*Your task*. Rewrite each line of the material below as an item in a numbered list, leaving out any blank lines.

[Rows from a dataset]
————————
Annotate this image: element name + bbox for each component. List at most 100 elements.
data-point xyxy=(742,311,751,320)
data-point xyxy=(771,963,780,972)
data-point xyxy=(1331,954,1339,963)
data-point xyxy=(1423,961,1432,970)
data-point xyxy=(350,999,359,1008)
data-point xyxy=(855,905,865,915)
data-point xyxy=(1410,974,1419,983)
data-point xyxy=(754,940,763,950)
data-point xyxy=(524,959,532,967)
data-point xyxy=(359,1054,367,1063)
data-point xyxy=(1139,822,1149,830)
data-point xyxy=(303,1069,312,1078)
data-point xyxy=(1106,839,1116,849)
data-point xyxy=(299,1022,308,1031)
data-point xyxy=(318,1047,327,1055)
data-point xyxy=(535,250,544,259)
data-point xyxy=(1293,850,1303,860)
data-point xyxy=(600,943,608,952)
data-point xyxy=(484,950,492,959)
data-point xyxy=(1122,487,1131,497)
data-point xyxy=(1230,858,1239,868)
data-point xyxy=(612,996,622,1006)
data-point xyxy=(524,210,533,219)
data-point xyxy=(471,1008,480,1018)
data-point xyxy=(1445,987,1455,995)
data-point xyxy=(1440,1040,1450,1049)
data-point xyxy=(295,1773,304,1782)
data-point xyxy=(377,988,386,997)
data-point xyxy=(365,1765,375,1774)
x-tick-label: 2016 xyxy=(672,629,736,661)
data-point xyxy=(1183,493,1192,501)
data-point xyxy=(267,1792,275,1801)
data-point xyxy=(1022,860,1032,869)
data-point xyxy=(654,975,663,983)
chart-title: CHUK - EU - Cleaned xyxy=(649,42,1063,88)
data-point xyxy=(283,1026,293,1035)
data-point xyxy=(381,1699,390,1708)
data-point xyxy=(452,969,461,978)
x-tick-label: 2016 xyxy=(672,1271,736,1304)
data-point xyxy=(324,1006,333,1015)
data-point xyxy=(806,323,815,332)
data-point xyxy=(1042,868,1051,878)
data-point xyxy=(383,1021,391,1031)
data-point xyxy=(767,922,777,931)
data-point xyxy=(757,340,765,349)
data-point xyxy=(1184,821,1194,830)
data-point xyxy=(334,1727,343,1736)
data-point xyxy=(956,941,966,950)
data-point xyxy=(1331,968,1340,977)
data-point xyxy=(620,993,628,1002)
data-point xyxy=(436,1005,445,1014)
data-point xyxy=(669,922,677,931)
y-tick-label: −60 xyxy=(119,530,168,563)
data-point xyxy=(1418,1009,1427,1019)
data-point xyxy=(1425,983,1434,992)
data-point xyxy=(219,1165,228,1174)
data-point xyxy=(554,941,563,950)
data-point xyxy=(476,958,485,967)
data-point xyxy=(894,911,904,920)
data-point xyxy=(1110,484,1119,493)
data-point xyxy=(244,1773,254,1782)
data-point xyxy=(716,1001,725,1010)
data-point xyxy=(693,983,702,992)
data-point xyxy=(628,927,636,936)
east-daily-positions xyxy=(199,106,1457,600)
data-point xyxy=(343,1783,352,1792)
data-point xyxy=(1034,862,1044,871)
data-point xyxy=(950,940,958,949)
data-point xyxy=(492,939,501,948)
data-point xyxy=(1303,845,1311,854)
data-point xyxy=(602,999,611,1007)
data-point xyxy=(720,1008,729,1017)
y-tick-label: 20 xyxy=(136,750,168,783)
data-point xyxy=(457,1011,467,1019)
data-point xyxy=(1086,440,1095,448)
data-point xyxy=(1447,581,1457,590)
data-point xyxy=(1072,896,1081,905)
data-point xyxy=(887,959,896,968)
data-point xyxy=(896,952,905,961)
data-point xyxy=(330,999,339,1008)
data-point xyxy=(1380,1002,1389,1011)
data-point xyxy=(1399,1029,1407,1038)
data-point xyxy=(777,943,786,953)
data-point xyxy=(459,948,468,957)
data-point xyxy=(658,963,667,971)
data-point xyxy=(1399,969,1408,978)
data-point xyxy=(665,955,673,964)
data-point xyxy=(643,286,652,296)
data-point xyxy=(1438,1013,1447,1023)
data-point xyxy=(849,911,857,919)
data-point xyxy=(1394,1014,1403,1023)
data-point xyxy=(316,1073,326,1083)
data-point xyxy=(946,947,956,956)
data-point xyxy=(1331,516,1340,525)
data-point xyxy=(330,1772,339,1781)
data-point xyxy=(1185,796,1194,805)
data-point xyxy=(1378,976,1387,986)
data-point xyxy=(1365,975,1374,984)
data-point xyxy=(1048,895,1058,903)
————————
*Complete output*.
1. Annotate this image: element name + bbox for each component. List at most 100 elements.
2. data-point xyxy=(742,311,751,320)
3. data-point xyxy=(771,963,780,972)
4. data-point xyxy=(1331,954,1339,963)
5. data-point xyxy=(1423,961,1432,970)
6. data-point xyxy=(350,999,359,1008)
7. data-point xyxy=(855,905,865,915)
8. data-point xyxy=(1410,974,1419,983)
9. data-point xyxy=(754,940,763,950)
10. data-point xyxy=(524,959,532,967)
11. data-point xyxy=(359,1054,367,1063)
12. data-point xyxy=(1139,822,1149,830)
13. data-point xyxy=(303,1069,312,1078)
14. data-point xyxy=(1106,839,1116,849)
15. data-point xyxy=(299,1022,308,1031)
16. data-point xyxy=(318,1047,327,1055)
17. data-point xyxy=(535,250,544,259)
18. data-point xyxy=(1293,850,1303,860)
19. data-point xyxy=(600,943,608,952)
20. data-point xyxy=(484,950,492,959)
21. data-point xyxy=(1122,487,1131,497)
22. data-point xyxy=(1230,858,1239,868)
23. data-point xyxy=(612,996,622,1006)
24. data-point xyxy=(524,210,533,219)
25. data-point xyxy=(471,1008,480,1018)
26. data-point xyxy=(1445,987,1455,995)
27. data-point xyxy=(1440,1040,1450,1049)
28. data-point xyxy=(295,1773,304,1782)
29. data-point xyxy=(377,988,386,997)
30. data-point xyxy=(365,1765,375,1774)
31. x-tick-label: 2016 xyxy=(672,629,736,661)
32. data-point xyxy=(1183,493,1192,501)
33. data-point xyxy=(267,1792,275,1801)
34. data-point xyxy=(1022,860,1032,869)
35. data-point xyxy=(654,975,663,983)
36. chart-title: CHUK - EU - Cleaned xyxy=(649,42,1063,88)
37. data-point xyxy=(283,1026,293,1035)
38. data-point xyxy=(381,1699,390,1708)
39. data-point xyxy=(452,969,461,978)
40. x-tick-label: 2016 xyxy=(672,1271,736,1304)
41. data-point xyxy=(324,1006,333,1015)
42. data-point xyxy=(806,323,815,332)
43. data-point xyxy=(1042,868,1051,878)
44. data-point xyxy=(383,1021,391,1031)
45. data-point xyxy=(767,922,777,931)
46. data-point xyxy=(757,340,765,349)
47. data-point xyxy=(1184,821,1194,830)
48. data-point xyxy=(334,1727,343,1736)
49. data-point xyxy=(956,941,966,950)
50. data-point xyxy=(1331,968,1340,977)
51. data-point xyxy=(620,993,628,1002)
52. data-point xyxy=(436,1005,445,1014)
53. data-point xyxy=(669,922,677,931)
54. y-tick-label: −60 xyxy=(119,530,168,563)
55. data-point xyxy=(1418,1009,1427,1019)
56. data-point xyxy=(1425,983,1434,992)
57. data-point xyxy=(219,1165,228,1174)
58. data-point xyxy=(554,941,563,950)
59. data-point xyxy=(476,958,485,967)
60. data-point xyxy=(894,911,904,920)
61. data-point xyxy=(1110,484,1119,493)
62. data-point xyxy=(244,1773,254,1782)
63. data-point xyxy=(716,1001,725,1010)
64. data-point xyxy=(693,983,702,992)
65. data-point xyxy=(628,927,636,936)
66. east-daily-positions xyxy=(199,106,1457,600)
67. data-point xyxy=(343,1783,352,1792)
68. data-point xyxy=(1034,862,1044,871)
69. data-point xyxy=(950,940,958,949)
70. data-point xyxy=(492,939,501,948)
71. data-point xyxy=(1303,845,1311,854)
72. data-point xyxy=(602,999,611,1007)
73. data-point xyxy=(720,1008,729,1017)
74. y-tick-label: 20 xyxy=(136,750,168,783)
75. data-point xyxy=(457,1011,467,1019)
76. data-point xyxy=(1086,440,1095,448)
77. data-point xyxy=(1447,581,1457,590)
78. data-point xyxy=(1072,896,1081,905)
79. data-point xyxy=(887,959,896,968)
80. data-point xyxy=(896,952,905,961)
81. data-point xyxy=(330,999,339,1008)
82. data-point xyxy=(1380,1002,1389,1011)
83. data-point xyxy=(1399,1029,1407,1038)
84. data-point xyxy=(777,943,786,953)
85. data-point xyxy=(459,948,468,957)
86. data-point xyxy=(658,963,667,971)
87. data-point xyxy=(1399,969,1408,978)
88. data-point xyxy=(665,955,673,964)
89. data-point xyxy=(643,286,652,296)
90. data-point xyxy=(1438,1013,1447,1023)
91. data-point xyxy=(849,911,857,919)
92. data-point xyxy=(1394,1014,1403,1023)
93. data-point xyxy=(316,1073,326,1083)
94. data-point xyxy=(946,947,956,956)
95. data-point xyxy=(1331,516,1340,525)
96. data-point xyxy=(330,1772,339,1781)
97. data-point xyxy=(1185,796,1194,805)
98. data-point xyxy=(1378,976,1387,986)
99. data-point xyxy=(1365,975,1374,984)
100. data-point xyxy=(1048,895,1058,903)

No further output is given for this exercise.